Work to be completed
Copy every entry word for word, but skip the pictures.
--- START OF Listed entries ---
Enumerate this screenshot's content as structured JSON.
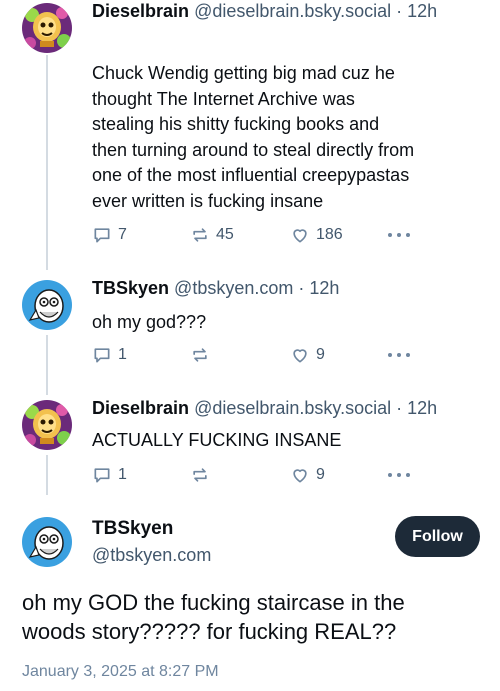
{
  "posts": [
    {
      "author_name": "Dieselbrain",
      "handle_time": "@dieselbrain.bsky.social · 12h",
      "text_lines": [
        "Chuck Wendig getting big mad cuz he",
        "thought The Internet Archive was",
        "stealing his shitty fucking books and",
        "then turning around to steal directly from",
        "one of the most influential creepypastas",
        "ever written is fucking insane"
      ],
      "replies": "7",
      "reposts": "45",
      "likes": "186"
    },
    {
      "author_name": "TBSkyen",
      "handle_time": "@tbskyen.com · 12h",
      "text_lines": [
        "oh my god???"
      ],
      "replies": "1",
      "reposts": "",
      "likes": "9"
    },
    {
      "author_name": "Dieselbrain",
      "handle_time": "@dieselbrain.bsky.social · 12h",
      "text_lines": [
        "ACTUALLY FUCKING INSANE"
      ],
      "replies": "1",
      "reposts": "",
      "likes": "9"
    }
  ],
  "main_post": {
    "author_name": "TBSkyen",
    "handle": "@tbskyen.com",
    "follow_label": "Follow",
    "text_lines": [
      "oh my GOD the fucking staircase in the",
      "woods story????? for fucking REAL??"
    ],
    "date": "January 3, 2025 at 8:27 PM"
  },
  "icons": {
    "reply": "speech-bubble-icon",
    "repost": "repost-arrows-icon",
    "like": "heart-icon",
    "more": "ellipsis-icon"
  },
  "colors": {
    "text": "#0b0f14",
    "muted": "#42576c",
    "icon": "#6f869f",
    "follow_bg": "#1d2a38",
    "thread_line": "#d4dbe2"
  }
}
--- END OF Listed entries ---
Finished exercise
Enumerate this screenshot's content as structured JSON.
{
  "posts": [
    {
      "author_name": "Dieselbrain",
      "handle_time": "@dieselbrain.bsky.social · 12h",
      "text_lines": [
        "Chuck Wendig getting big mad cuz he",
        "thought The Internet Archive was",
        "stealing his shitty fucking books and",
        "then turning around to steal directly from",
        "one of the most influential creepypastas",
        "ever written is fucking insane"
      ],
      "replies": "7",
      "reposts": "45",
      "likes": "186"
    },
    {
      "author_name": "TBSkyen",
      "handle_time": "@tbskyen.com · 12h",
      "text_lines": [
        "oh my god???"
      ],
      "replies": "1",
      "reposts": "",
      "likes": "9"
    },
    {
      "author_name": "Dieselbrain",
      "handle_time": "@dieselbrain.bsky.social · 12h",
      "text_lines": [
        "ACTUALLY FUCKING INSANE"
      ],
      "replies": "1",
      "reposts": "",
      "likes": "9"
    }
  ],
  "main_post": {
    "author_name": "TBSkyen",
    "handle": "@tbskyen.com",
    "follow_label": "Follow",
    "text_lines": [
      "oh my GOD the fucking staircase in the",
      "woods story????? for fucking REAL??"
    ],
    "date": "January 3, 2025 at 8:27 PM"
  },
  "icons": {
    "reply": "speech-bubble-icon",
    "repost": "repost-arrows-icon",
    "like": "heart-icon",
    "more": "ellipsis-icon"
  },
  "colors": {
    "text": "#0b0f14",
    "muted": "#42576c",
    "icon": "#6f869f",
    "follow_bg": "#1d2a38",
    "thread_line": "#d4dbe2"
  }
}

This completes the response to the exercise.